[Stored entries]
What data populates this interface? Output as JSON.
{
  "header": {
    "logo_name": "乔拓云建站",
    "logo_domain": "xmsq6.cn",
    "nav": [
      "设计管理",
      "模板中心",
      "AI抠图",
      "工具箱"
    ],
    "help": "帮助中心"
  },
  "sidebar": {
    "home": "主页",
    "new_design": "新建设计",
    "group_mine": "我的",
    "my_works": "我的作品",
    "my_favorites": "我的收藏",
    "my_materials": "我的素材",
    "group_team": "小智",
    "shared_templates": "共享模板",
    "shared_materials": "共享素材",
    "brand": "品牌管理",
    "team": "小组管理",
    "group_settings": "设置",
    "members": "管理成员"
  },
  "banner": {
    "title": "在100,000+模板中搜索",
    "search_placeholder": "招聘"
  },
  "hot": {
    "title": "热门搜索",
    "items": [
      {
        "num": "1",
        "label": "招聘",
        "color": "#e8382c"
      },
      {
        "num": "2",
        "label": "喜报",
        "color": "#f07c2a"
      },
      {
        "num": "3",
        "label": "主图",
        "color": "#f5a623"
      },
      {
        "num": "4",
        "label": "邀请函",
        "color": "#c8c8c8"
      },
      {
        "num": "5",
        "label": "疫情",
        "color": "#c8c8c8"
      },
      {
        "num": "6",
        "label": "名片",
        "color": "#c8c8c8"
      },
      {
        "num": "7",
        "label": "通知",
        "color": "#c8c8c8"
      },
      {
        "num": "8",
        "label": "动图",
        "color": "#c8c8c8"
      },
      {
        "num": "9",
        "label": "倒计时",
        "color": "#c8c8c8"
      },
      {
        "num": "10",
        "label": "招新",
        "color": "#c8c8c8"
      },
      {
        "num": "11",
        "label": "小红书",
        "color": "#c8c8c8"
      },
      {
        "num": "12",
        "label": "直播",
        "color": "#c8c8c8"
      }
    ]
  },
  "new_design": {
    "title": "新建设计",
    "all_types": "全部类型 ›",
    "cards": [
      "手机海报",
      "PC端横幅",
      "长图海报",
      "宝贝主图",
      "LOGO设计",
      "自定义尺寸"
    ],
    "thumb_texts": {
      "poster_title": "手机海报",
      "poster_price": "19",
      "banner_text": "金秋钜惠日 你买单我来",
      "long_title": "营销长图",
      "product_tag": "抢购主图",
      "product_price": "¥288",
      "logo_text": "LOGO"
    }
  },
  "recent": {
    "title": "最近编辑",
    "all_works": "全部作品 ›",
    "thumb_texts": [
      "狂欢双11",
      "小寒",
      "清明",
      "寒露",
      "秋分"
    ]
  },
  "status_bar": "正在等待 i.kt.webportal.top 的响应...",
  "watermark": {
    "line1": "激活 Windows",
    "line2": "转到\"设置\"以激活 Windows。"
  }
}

Given task = Exactly as written above, please repeat the entries.

Answer to this exercise =
What data populates this interface? Output as JSON.
{
  "header": {
    "logo_name": "乔拓云建站",
    "logo_domain": "xmsq6.cn",
    "nav": [
      "设计管理",
      "模板中心",
      "AI抠图",
      "工具箱"
    ],
    "help": "帮助中心"
  },
  "sidebar": {
    "home": "主页",
    "new_design": "新建设计",
    "group_mine": "我的",
    "my_works": "我的作品",
    "my_favorites": "我的收藏",
    "my_materials": "我的素材",
    "group_team": "小智",
    "shared_templates": "共享模板",
    "shared_materials": "共享素材",
    "brand": "品牌管理",
    "team": "小组管理",
    "group_settings": "设置",
    "members": "管理成员"
  },
  "banner": {
    "title": "在100,000+模板中搜索",
    "search_placeholder": "招聘"
  },
  "hot": {
    "title": "热门搜索",
    "items": [
      {
        "num": "1",
        "label": "招聘",
        "color": "#e8382c"
      },
      {
        "num": "2",
        "label": "喜报",
        "color": "#f07c2a"
      },
      {
        "num": "3",
        "label": "主图",
        "color": "#f5a623"
      },
      {
        "num": "4",
        "label": "邀请函",
        "color": "#c8c8c8"
      },
      {
        "num": "5",
        "label": "疫情",
        "color": "#c8c8c8"
      },
      {
        "num": "6",
        "label": "名片",
        "color": "#c8c8c8"
      },
      {
        "num": "7",
        "label": "通知",
        "color": "#c8c8c8"
      },
      {
        "num": "8",
        "label": "动图",
        "color": "#c8c8c8"
      },
      {
        "num": "9",
        "label": "倒计时",
        "color": "#c8c8c8"
      },
      {
        "num": "10",
        "label": "招新",
        "color": "#c8c8c8"
      },
      {
        "num": "11",
        "label": "小红书",
        "color": "#c8c8c8"
      },
      {
        "num": "12",
        "label": "直播",
        "color": "#c8c8c8"
      }
    ]
  },
  "new_design": {
    "title": "新建设计",
    "all_types": "全部类型 ›",
    "cards": [
      "手机海报",
      "PC端横幅",
      "长图海报",
      "宝贝主图",
      "LOGO设计",
      "自定义尺寸"
    ],
    "thumb_texts": {
      "poster_title": "手机海报",
      "poster_price": "19",
      "banner_text": "金秋钜惠日 你买单我来",
      "long_title": "营销长图",
      "product_tag": "抢购主图",
      "product_price": "¥288",
      "logo_text": "LOGO"
    }
  },
  "recent": {
    "title": "最近编辑",
    "all_works": "全部作品 ›",
    "thumb_texts": [
      "狂欢双11",
      "小寒",
      "清明",
      "寒露",
      "秋分"
    ]
  },
  "status_bar": "正在等待 i.kt.webportal.top 的响应...",
  "watermark": {
    "line1": "激活 Windows",
    "line2": "转到\"设置\"以激活 Windows。"
  }
}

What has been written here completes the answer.